■ Exercise details ■
Among the lines below, count those with "processes". Give the total alone.

== Segment start ==

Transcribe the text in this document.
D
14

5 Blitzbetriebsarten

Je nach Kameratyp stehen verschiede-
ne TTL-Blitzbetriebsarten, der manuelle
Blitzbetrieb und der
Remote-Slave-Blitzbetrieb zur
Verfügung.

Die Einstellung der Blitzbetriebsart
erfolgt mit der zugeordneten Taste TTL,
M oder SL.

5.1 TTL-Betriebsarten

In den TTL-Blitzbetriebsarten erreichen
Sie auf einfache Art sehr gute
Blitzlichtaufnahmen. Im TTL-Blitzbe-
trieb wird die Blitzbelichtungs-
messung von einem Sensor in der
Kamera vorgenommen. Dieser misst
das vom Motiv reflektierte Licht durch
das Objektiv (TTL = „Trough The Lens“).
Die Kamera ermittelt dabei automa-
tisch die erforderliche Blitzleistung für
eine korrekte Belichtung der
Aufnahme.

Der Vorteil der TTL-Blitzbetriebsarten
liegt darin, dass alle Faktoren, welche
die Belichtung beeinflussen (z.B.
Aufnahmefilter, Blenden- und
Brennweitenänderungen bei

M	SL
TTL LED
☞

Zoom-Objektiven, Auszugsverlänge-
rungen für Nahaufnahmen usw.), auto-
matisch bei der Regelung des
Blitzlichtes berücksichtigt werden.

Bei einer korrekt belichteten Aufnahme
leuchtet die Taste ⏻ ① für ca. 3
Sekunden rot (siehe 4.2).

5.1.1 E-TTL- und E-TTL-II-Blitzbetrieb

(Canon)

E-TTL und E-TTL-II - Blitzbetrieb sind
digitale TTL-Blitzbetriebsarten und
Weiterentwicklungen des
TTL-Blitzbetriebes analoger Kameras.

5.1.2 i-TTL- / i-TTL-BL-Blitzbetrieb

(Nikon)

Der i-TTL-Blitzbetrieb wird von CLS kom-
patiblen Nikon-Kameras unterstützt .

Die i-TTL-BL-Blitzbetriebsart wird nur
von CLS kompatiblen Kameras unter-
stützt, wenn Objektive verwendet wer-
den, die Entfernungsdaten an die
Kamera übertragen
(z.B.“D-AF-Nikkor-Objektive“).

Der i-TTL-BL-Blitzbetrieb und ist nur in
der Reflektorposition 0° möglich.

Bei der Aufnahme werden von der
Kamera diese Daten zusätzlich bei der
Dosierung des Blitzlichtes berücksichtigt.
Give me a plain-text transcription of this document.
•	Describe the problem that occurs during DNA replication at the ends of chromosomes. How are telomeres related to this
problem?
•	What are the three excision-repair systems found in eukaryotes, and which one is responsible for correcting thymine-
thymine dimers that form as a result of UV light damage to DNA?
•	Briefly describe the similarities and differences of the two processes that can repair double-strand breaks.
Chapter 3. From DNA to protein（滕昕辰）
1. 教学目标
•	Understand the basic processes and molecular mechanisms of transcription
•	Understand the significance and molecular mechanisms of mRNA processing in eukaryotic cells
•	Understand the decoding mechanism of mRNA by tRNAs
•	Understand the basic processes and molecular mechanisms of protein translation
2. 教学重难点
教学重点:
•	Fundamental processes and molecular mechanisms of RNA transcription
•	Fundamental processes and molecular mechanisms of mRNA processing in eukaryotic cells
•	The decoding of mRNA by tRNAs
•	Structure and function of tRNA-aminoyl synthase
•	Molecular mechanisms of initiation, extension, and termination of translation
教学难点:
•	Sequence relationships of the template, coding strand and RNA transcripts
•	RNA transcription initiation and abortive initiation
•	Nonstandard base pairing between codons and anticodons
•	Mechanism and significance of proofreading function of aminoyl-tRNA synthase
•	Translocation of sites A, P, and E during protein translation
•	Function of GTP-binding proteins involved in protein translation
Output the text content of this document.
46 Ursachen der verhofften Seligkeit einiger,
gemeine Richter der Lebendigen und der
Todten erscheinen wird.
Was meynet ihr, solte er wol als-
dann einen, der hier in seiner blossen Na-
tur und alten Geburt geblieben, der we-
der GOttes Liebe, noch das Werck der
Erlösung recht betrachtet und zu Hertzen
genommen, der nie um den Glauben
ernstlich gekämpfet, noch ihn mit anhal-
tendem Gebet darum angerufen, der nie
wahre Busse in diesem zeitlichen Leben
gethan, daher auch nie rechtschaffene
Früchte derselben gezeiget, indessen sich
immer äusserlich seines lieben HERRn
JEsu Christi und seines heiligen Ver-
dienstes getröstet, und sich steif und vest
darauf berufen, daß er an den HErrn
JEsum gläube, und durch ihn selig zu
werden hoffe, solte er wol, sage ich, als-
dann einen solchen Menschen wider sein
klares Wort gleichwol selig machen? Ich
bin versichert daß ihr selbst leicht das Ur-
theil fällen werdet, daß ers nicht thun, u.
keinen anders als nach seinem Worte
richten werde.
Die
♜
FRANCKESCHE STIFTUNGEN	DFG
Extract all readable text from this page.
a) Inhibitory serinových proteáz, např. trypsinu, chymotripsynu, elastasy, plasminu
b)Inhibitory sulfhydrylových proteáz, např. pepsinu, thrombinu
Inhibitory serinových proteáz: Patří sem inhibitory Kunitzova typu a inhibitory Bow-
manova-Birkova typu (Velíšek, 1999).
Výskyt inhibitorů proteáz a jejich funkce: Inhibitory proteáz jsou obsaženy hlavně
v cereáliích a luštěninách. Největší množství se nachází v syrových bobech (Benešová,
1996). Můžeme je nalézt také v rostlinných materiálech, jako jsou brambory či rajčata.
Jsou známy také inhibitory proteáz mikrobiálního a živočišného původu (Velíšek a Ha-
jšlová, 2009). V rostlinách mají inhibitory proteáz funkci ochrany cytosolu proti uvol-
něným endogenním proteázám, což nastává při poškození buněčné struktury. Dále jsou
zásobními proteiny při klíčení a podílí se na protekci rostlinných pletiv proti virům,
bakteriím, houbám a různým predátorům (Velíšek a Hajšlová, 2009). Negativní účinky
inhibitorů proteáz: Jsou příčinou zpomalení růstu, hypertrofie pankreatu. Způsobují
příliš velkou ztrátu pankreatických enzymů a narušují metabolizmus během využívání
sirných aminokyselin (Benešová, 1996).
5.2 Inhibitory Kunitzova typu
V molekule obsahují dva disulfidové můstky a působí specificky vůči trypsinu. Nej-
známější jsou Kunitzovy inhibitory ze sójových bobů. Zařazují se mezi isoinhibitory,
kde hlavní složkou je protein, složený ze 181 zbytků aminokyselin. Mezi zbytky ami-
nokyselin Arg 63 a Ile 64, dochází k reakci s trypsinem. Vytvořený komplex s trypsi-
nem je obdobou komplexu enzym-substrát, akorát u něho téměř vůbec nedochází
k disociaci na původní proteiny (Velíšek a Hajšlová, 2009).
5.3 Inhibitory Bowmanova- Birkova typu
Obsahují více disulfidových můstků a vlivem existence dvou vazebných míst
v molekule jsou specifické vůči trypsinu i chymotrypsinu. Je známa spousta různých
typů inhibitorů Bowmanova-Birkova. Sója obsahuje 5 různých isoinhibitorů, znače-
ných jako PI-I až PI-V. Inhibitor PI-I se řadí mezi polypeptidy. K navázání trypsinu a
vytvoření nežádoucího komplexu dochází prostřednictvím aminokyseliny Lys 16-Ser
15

== Segment end ==

■ Result ■
5